# Start of GIVEN PASSAGE

# Inspirational nature photography



## aaronnorth (24 Dec 2008)

I thought i would start a thread where you can post pictures of anything that would give idea's to other members, or yourself, so hopefully we can put together a large thread where you can look through to get ideas for your next scape, here is a picture as an example:


----------



## Themuleous (24 Dec 2008)

Great idea


----------



## oldwhitewood (30 Dec 2008)

These are some shots I took which have informed my tank a bit, not sure if anyone else would find them that useful but for the sake of it here they are...


----------



## Mark Evans (30 Dec 2008)

nice shots oldwhitewood. i have to sya, i find myself looking at nature 90% of the time now. it does help with aquascaping more than people would imagine. especially this time of year, when undergrowth is exposed and branches are visible.


----------



## oldwhitewood (30 Dec 2008)

Thanks. I know what you mean but personally I still find it hard to translate what I see around me nature wise to a tank layout.


----------



## Mark Evans (31 Dec 2008)

oldwhitewood said:
			
		

> I know what you mean but personally I still find it hard to translate what I see around me nature wise to a tank layout.

# End of GIVEN PASSAGE
# Start of SUPPLIED MATERIAL

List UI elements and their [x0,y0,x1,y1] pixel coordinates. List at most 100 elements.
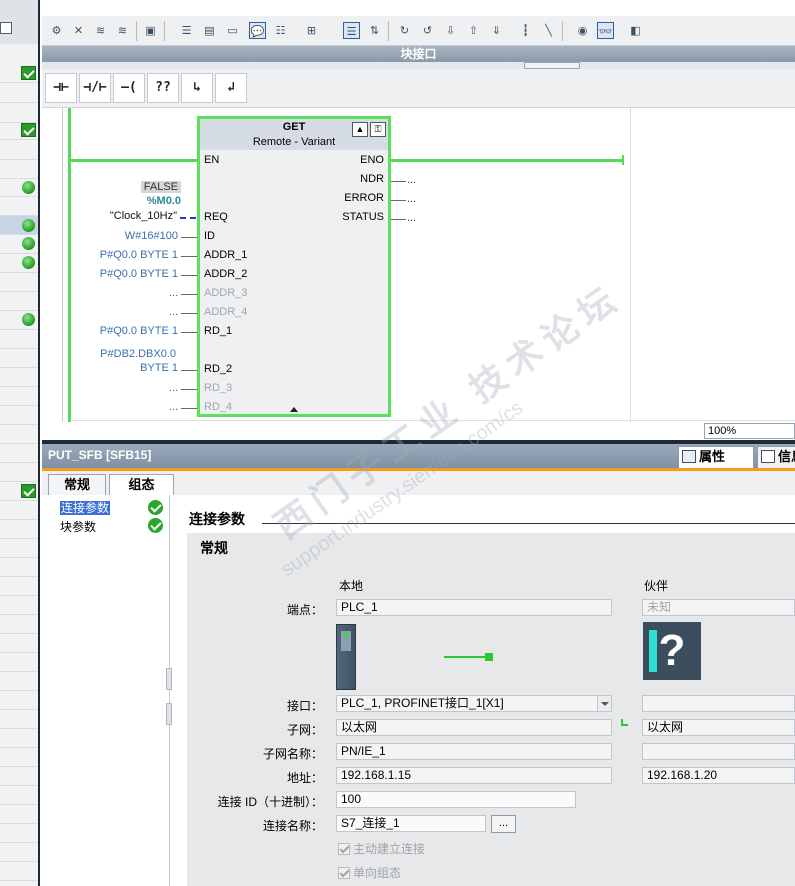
collapse-networks-icon[interactable]: ≋ [114,22,131,39]
rd4-argument[interactable]: ... [169,401,178,413]
tree-row[interactable] [0,178,38,197]
tree-row[interactable] [0,216,38,235]
open-branch-button[interactable]: ↳ [181,73,213,103]
status-argument[interactable]: ... [407,212,416,224]
interface-splitter[interactable] [42,62,795,69]
close-branch-button[interactable]: ↲ [215,73,247,103]
tree-row[interactable] [0,577,38,596]
tree-row[interactable] [0,862,38,881]
nav-block-params[interactable]: 块参数 [60,518,96,535]
tree-row[interactable] [0,273,38,292]
connection-config-icon[interactable]: ⚿ [370,122,386,137]
network-view-icon[interactable]: ⇅ [366,22,383,39]
window-icon[interactable]: ▤ [201,22,218,39]
expand-pins-icon[interactable] [290,407,298,412]
connection-name-field[interactable]: S7_连接_1 [336,815,486,832]
absolute-operands-icon[interactable]: ▭ [224,22,241,39]
tree-row[interactable] [0,406,38,425]
tree-row[interactable] [0,387,38,406]
tree-row[interactable] [0,786,38,805]
tree-row[interactable] [0,292,38,311]
call-env-icon[interactable]: ╲ [540,22,557,39]
tree-row[interactable] [0,482,38,501]
tree-row[interactable] [0,539,38,558]
checkbox-icon[interactable] [21,484,36,498]
endpoint-partner-field[interactable]: 未知 [642,599,795,616]
ladder-editor[interactable]: FALSE %M0.0 "Clock_10Hz" W#16#100 P#Q0.0… [42,108,795,440]
tree-row[interactable] [0,349,38,368]
output-coil-button[interactable]: –( )– [113,73,145,123]
subnet-name-local-field[interactable]: PN/IE_1 [336,743,612,760]
id-argument[interactable]: W#16#100 [125,230,178,242]
checkbox-icon[interactable] [338,843,350,855]
monitor-icon[interactable]: ↻ [396,22,413,39]
error-argument[interactable]: ... [407,193,416,205]
tree-row[interactable] [0,843,38,862]
address-local-field[interactable]: 192.168.1.15 [336,767,612,784]
breakpoint-icon[interactable]: ⇓ [488,22,505,39]
address-partner-field[interactable]: 192.168.1.20 [642,767,795,784]
addr4-argument[interactable]: ... [169,306,178,318]
tree-row[interactable] [0,330,38,349]
tree-row[interactable] [0,767,38,786]
colors-icon[interactable]: ◉ [574,22,591,39]
instance-db-icon[interactable]: ▲ [352,122,368,137]
checkbox-icon[interactable] [21,66,36,80]
tree-row[interactable] [0,235,38,254]
subnet-name-partner-field[interactable] [642,743,795,760]
tab-general[interactable]: 常规 [48,474,106,495]
download-icon[interactable]: ⇩ [442,22,459,39]
comments-icon[interactable]: 💬 [249,22,266,39]
normally-open-contact-button[interactable]: ⊣⊢ [45,73,77,103]
empty-box-button[interactable]: ?? [147,73,179,103]
tree-row[interactable] [0,672,38,691]
tree-row[interactable] [0,824,38,843]
rd1-argument[interactable]: P#Q0.0 BYTE 1 [100,325,178,337]
tree-row[interactable] [0,368,38,387]
tree-row[interactable] [0,425,38,444]
eno-wire[interactable] [390,159,622,162]
tree-row[interactable] [0,615,38,634]
nav-connection-params[interactable]: 连接参数 [58,499,112,516]
insert-network-icon[interactable]: ⚙ [48,22,65,39]
rd2-argument-line1[interactable]: P#DB2.DBX0.0 [100,348,176,360]
expand-networks-icon[interactable]: ≋ [92,22,109,39]
zoom-level[interactable]: 100% [704,423,795,439]
tree-row[interactable] [0,634,38,653]
tree-row[interactable] [0,141,38,160]
tree-row[interactable] [0,121,38,140]
addr1-argument[interactable]: P#Q0.0 BYTE 1 [100,249,178,261]
favorites-icon[interactable]: ⊞ [303,22,320,39]
tab-configuration[interactable]: 组态 [109,474,174,495]
tree-icon[interactable] [0,22,12,34]
browse-button[interactable]: ... [491,815,516,833]
tree-row[interactable] [0,197,38,216]
normally-closed-contact-button[interactable]: ⊣/⊢ [79,73,111,103]
subnet-local-field[interactable]: 以太网 [336,719,612,736]
block-call-icon[interactable]: ▣ [142,22,159,39]
tree-row[interactable] [0,501,38,520]
step-icon[interactable]: ┇ [517,22,534,39]
tree-row[interactable] [0,311,38,330]
checkbox-icon[interactable] [338,867,350,879]
connection-id-field[interactable]: 100 [336,791,576,808]
interface-partner-field[interactable] [642,695,795,712]
ndr-argument[interactable]: ... [407,174,416,186]
tree-row[interactable] [0,463,38,482]
tree-row[interactable] [0,805,38,824]
get-function-block[interactable]: GET Remote - Variant ▲ ⚿ EN REQ ID ADDR_… [197,116,391,417]
tree-row[interactable] [0,84,38,103]
tag-info-icon[interactable]: ☷ [272,22,289,39]
rd2-argument-line2[interactable]: BYTE 1 [140,362,178,374]
tree-row[interactable] [0,520,38,539]
tree-row[interactable] [0,160,38,179]
rd3-argument[interactable]: ... [169,382,178,394]
endpoint-local-field[interactable]: PLC_1 [336,599,612,616]
align-left-icon[interactable]: ☰ [178,22,195,39]
splitter-handle[interactable] [524,62,580,69]
one-way-checkbox[interactable]: 单向组态 [338,864,401,881]
active-connection-checkbox[interactable]: 主动建立连接 [338,840,425,857]
monitoring-on-icon[interactable]: 👓 [597,22,614,39]
delete-network-icon[interactable]: ✕ [70,22,87,39]
addr3-argument[interactable]: ... [169,287,178,299]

# End of SUPPLIED MATERIAL

* **WHAT THIS EXERCISE ASKS**
1. Quote the stretch of the nature photography thread from "# Inspirational nature" through "Themuleous (24 Dec 2008)".
2. Please continue the nature photography thread from the point where it stops.
The items were drawn from a separate source.

* **TASK-BY-TASK RESULTS**
1.
# Inspirational nature photography



## aaronnorth (24 Dec 2008)

I thought i would start a thread where you can post pictures of anything that would give idea's to other members, or yourself, so hopefully we can put together a large thread where you can look through to get ideas for your next scape, here is a picture as an example:


----------



## Themuleous (24 Dec 2008)

2.
the thing is, we have a different type of nature to what they have in asia.i think it's a case of just taken little bits from our landscape and fill in the gaps with Aquajournals.

actually mine has just arrived this morning....the envelope makes me feel like 007


----------



## Graeme Edwards (31 Dec 2008)




----------



## aaronnorth (31 Dec 2008)

That last pic is great Graeme, even if this thread doesnt help anyone to 'scape their tank it is sure, a real eye opener


----------



## Mark Evans (31 Dec 2008)

the last pic of graeme's is brilliant! i couldn't help but PS curves and crop slightly   sorry Graeme, i wont post it!

i wish i had landscape like that near to me.


----------



## oldwhitewood (2 Jan 2009)

Graeme Edwards said:
			
		

>



I really like this shot here superb


----------



## oldwhitewood (2 Jan 2009)

saintly said:
			
		

> oldwhitewood said:
> 
> 
> 
> ...



You are right I reckon.

Nice one on the aquajournal!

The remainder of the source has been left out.